> **Task to carry out**:
Reproduce the records below exactly as they appear, omitting any pictures they contain.

====== The records ======

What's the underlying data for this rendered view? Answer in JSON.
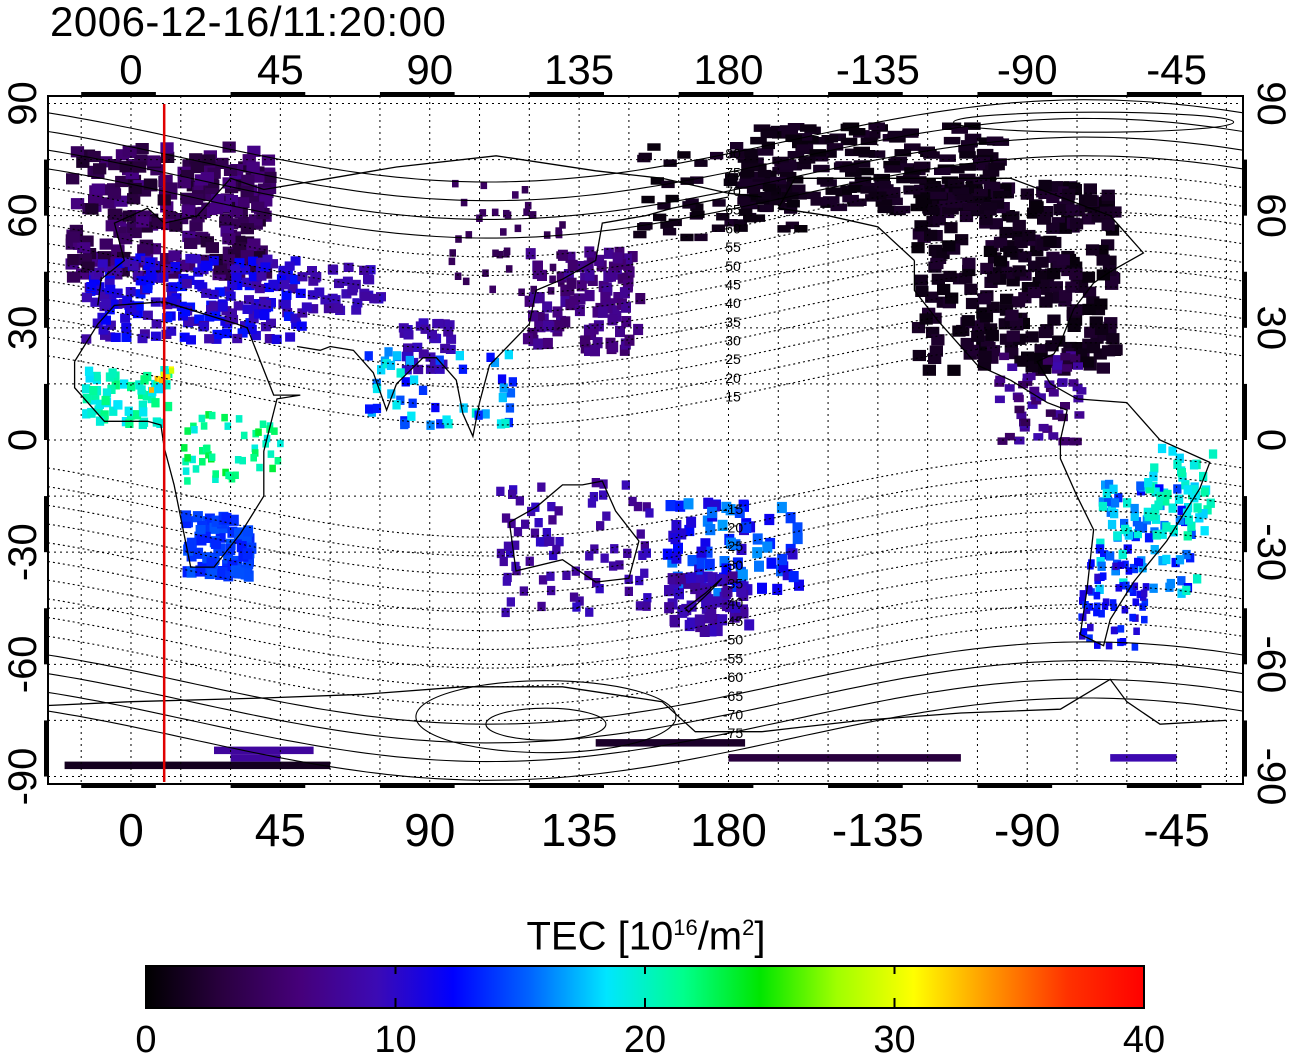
{
  "timestamp": "2006-12-16/11:20:00",
  "map": {
    "lon_ticks": [
      0,
      45,
      90,
      135,
      180,
      -135,
      -90,
      -45
    ],
    "lon_tick_labels": [
      "0",
      "45",
      "90",
      "135",
      "180",
      "-135",
      "-90",
      "-45"
    ],
    "lat_ticks": [
      90,
      60,
      30,
      0,
      -30,
      -60,
      -90
    ],
    "lat_tick_labels": [
      "90",
      "60",
      "30",
      "0",
      "-30",
      "-60",
      "-90"
    ],
    "lon_range": [
      -25,
      335
    ],
    "lat_range": [
      -92,
      92
    ],
    "terminator_longitude": 10,
    "terminator_color": "#e00000",
    "contour_labels": [
      "80",
      "75",
      "70",
      "65",
      "60",
      "55",
      "50",
      "45",
      "40",
      "35",
      "30",
      "25",
      "20",
      "15",
      "-15",
      "-20",
      "-25",
      "-30",
      "-35",
      "-40",
      "-45",
      "-50",
      "-55",
      "-60",
      "-65",
      "-70",
      "-75"
    ]
  },
  "colorbar": {
    "title": "TEC  [10",
    "title_exp1": "16",
    "title_mid": "/m",
    "title_exp2": "2",
    "title_end": "]",
    "min": 0,
    "max": 40,
    "tick_values": [
      0,
      10,
      20,
      30,
      40
    ],
    "tick_labels": [
      "0",
      "10",
      "20",
      "30",
      "40"
    ],
    "colors": [
      "#000000",
      "#2a0040",
      "#46007a",
      "#3c0ab4",
      "#0000ff",
      "#0064ff",
      "#00e6ff",
      "#00ff8c",
      "#00e600",
      "#a0ff00",
      "#ffff00",
      "#ff9600",
      "#ff3200",
      "#ff0000"
    ]
  }
}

======

> **Final answer**:
What's the underlying data for this rendered view? Answer in JSON.
{
  "timestamp": "2006-12-16/11:20:00",
  "map": {
    "lon_ticks": [
      0,
      45,
      90,
      135,
      180,
      -135,
      -90,
      -45
    ],
    "lon_tick_labels": [
      "0",
      "45",
      "90",
      "135",
      "180",
      "-135",
      "-90",
      "-45"
    ],
    "lat_ticks": [
      90,
      60,
      30,
      0,
      -30,
      -60,
      -90
    ],
    "lat_tick_labels": [
      "90",
      "60",
      "30",
      "0",
      "-30",
      "-60",
      "-90"
    ],
    "lon_range": [
      -25,
      335
    ],
    "lat_range": [
      -92,
      92
    ],
    "terminator_longitude": 10,
    "terminator_color": "#e00000",
    "contour_labels": [
      "80",
      "75",
      "70",
      "65",
      "60",
      "55",
      "50",
      "45",
      "40",
      "35",
      "30",
      "25",
      "20",
      "15",
      "-15",
      "-20",
      "-25",
      "-30",
      "-35",
      "-40",
      "-45",
      "-50",
      "-55",
      "-60",
      "-65",
      "-70",
      "-75"
    ]
  },
  "colorbar": {
    "title": "TEC  [10",
    "title_exp1": "16",
    "title_mid": "/m",
    "title_exp2": "2",
    "title_end": "]",
    "min": 0,
    "max": 40,
    "tick_values": [
      0,
      10,
      20,
      30,
      40
    ],
    "tick_labels": [
      "0",
      "10",
      "20",
      "30",
      "40"
    ],
    "colors": [
      "#000000",
      "#2a0040",
      "#46007a",
      "#3c0ab4",
      "#0000ff",
      "#0064ff",
      "#00e6ff",
      "#00ff8c",
      "#00e600",
      "#a0ff00",
      "#ffff00",
      "#ff9600",
      "#ff3200",
      "#ff0000"
    ]
  }
}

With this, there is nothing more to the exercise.